■ Instructions to follow
What is the number of lines below that hold "Rotating"? Answer with that number only.

■ Records shown
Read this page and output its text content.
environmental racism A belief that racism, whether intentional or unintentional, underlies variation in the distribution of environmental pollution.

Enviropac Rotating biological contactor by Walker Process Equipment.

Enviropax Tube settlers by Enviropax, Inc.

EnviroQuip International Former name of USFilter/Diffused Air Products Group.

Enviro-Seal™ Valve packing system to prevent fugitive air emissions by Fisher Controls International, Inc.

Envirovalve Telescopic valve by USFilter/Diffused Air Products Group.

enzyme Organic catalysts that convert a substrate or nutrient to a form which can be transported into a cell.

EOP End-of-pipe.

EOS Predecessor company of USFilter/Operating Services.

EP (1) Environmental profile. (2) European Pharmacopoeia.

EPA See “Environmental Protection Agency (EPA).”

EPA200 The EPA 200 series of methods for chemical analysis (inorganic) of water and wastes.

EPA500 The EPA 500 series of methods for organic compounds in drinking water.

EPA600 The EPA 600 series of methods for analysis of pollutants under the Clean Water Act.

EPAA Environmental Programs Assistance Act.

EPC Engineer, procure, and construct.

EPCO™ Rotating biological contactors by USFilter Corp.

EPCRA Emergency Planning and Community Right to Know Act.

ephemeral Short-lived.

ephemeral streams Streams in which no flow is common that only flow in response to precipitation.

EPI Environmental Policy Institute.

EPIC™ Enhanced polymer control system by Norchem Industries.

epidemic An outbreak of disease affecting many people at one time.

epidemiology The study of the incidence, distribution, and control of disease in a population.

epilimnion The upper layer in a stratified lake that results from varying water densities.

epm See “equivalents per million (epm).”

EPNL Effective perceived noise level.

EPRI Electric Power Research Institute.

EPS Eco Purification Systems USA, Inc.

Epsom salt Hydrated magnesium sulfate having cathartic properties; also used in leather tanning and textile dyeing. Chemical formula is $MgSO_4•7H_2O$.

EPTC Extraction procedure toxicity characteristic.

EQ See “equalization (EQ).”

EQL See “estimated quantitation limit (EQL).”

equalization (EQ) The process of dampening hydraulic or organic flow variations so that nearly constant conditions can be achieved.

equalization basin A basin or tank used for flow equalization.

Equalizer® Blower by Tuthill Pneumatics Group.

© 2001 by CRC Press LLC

==

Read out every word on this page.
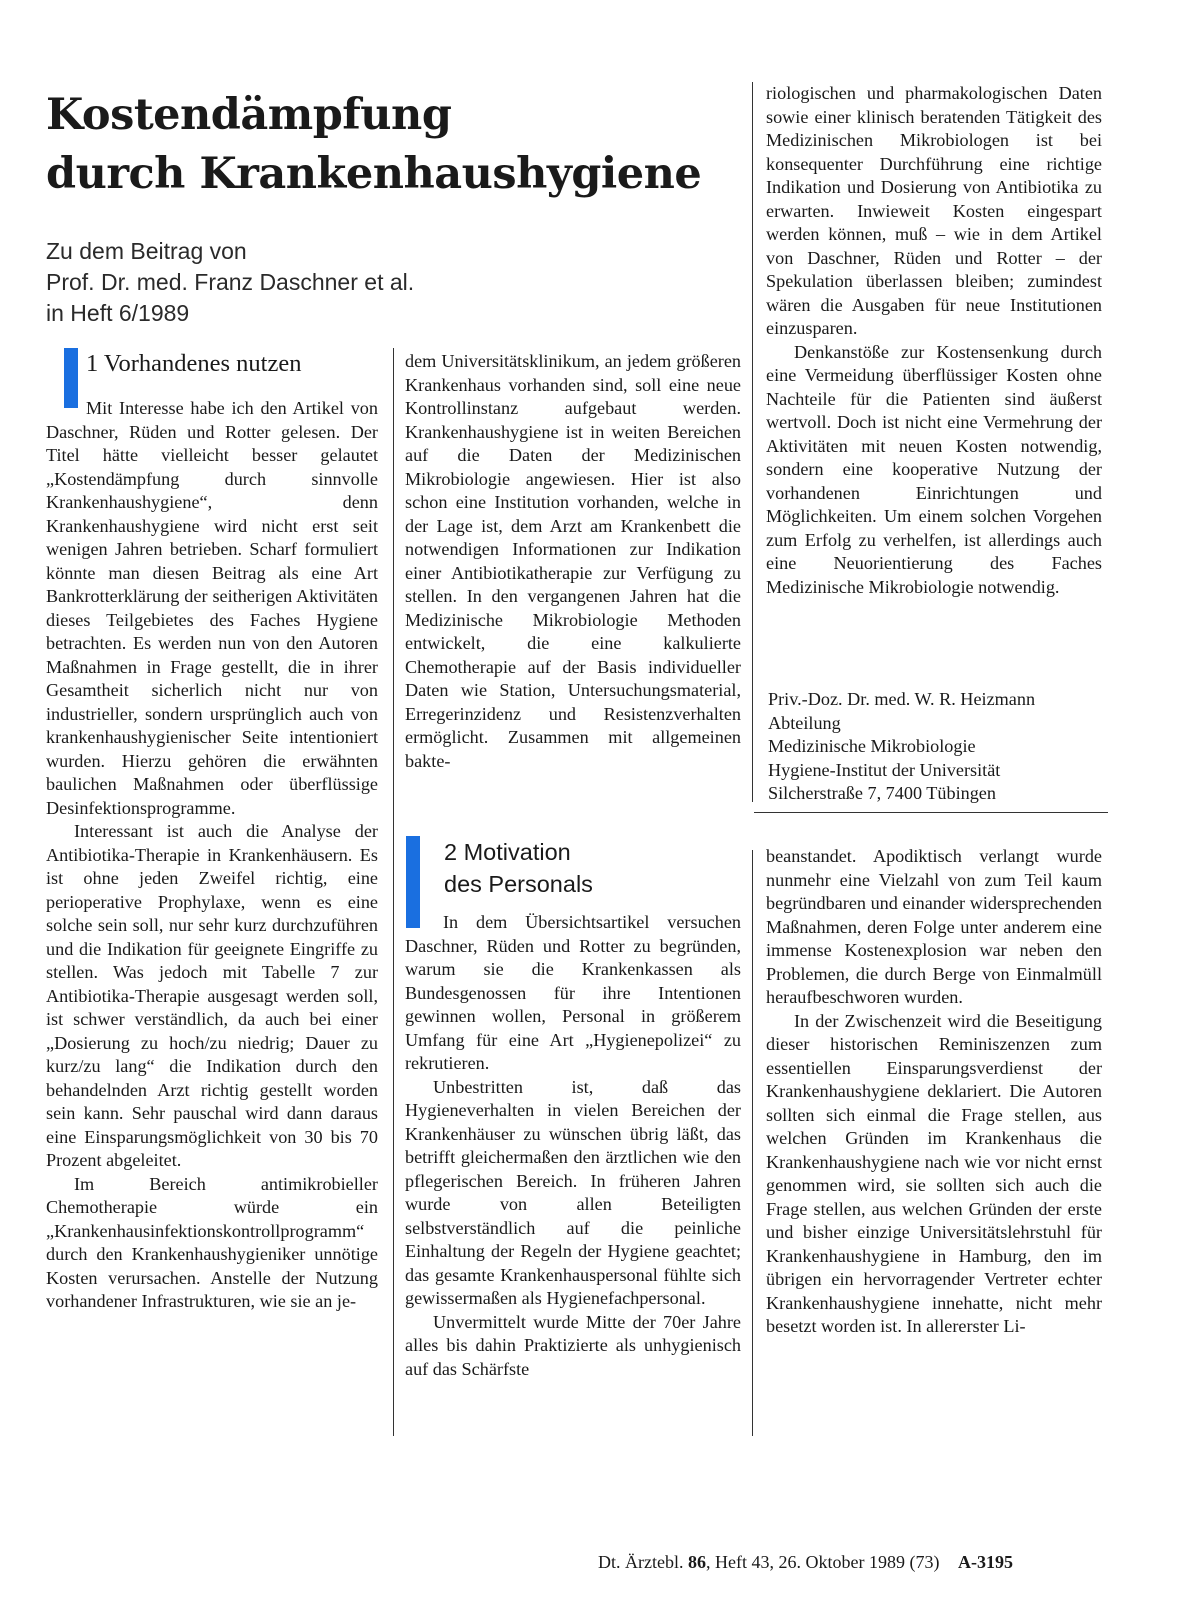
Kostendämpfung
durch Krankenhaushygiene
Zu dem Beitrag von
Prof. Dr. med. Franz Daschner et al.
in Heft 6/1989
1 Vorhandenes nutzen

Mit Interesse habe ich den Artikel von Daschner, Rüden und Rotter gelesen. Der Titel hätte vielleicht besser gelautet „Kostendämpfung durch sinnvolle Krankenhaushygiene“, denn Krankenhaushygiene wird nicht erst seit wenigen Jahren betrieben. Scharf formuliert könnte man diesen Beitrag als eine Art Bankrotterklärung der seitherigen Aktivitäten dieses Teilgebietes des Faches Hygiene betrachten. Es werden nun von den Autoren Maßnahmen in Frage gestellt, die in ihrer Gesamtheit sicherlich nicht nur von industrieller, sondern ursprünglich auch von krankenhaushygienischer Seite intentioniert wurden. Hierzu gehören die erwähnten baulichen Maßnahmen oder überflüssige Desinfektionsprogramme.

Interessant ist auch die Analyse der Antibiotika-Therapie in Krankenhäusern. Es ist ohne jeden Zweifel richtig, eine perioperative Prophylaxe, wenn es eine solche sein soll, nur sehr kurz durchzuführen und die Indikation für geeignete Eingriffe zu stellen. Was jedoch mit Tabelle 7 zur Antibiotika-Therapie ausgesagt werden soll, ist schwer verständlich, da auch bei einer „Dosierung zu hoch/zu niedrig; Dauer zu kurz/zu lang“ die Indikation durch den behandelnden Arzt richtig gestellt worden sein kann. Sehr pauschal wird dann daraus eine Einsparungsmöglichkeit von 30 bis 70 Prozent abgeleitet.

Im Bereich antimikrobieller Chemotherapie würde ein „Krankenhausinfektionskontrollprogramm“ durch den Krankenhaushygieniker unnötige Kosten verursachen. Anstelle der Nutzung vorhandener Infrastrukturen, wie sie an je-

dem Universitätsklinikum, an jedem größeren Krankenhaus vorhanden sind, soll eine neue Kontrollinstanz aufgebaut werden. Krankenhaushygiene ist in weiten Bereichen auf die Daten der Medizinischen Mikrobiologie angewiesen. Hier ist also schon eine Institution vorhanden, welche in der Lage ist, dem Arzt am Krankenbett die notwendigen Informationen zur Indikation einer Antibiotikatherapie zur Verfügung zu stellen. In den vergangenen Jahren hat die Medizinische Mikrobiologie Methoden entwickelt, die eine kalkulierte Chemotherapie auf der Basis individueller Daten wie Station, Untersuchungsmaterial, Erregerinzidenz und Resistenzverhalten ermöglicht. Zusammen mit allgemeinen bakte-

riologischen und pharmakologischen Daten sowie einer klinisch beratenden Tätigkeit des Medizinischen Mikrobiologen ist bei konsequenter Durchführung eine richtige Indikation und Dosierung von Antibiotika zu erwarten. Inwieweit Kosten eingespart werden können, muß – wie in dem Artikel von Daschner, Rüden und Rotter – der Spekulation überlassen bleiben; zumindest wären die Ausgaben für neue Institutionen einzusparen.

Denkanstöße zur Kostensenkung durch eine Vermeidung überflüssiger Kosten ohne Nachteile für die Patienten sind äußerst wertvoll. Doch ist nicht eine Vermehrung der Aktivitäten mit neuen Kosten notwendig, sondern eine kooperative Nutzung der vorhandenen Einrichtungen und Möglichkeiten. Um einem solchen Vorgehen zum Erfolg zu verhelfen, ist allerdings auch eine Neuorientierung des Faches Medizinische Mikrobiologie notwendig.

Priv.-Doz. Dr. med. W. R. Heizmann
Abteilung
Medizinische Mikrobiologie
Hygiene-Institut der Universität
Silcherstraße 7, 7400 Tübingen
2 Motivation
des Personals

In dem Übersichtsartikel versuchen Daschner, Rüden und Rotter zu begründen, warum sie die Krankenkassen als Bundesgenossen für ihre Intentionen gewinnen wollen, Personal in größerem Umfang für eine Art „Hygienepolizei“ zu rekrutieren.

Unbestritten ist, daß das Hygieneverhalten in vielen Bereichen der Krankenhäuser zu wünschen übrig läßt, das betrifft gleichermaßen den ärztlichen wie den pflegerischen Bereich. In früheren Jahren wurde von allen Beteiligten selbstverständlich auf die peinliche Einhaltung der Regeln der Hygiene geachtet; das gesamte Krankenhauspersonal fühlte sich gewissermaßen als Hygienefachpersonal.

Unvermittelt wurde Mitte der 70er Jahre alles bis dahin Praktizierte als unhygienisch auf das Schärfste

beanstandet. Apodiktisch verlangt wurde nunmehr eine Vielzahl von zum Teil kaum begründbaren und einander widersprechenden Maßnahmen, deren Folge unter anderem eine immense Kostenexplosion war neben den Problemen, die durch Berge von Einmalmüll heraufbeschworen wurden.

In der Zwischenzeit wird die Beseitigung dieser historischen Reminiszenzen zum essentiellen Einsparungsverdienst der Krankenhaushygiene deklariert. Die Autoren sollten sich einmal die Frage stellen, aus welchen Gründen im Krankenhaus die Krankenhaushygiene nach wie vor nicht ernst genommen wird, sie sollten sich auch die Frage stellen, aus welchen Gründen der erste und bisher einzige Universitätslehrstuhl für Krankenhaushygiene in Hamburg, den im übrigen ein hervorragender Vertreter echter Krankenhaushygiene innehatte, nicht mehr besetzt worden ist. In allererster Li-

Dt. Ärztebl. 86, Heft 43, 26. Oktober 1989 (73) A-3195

■ Exercise answer
2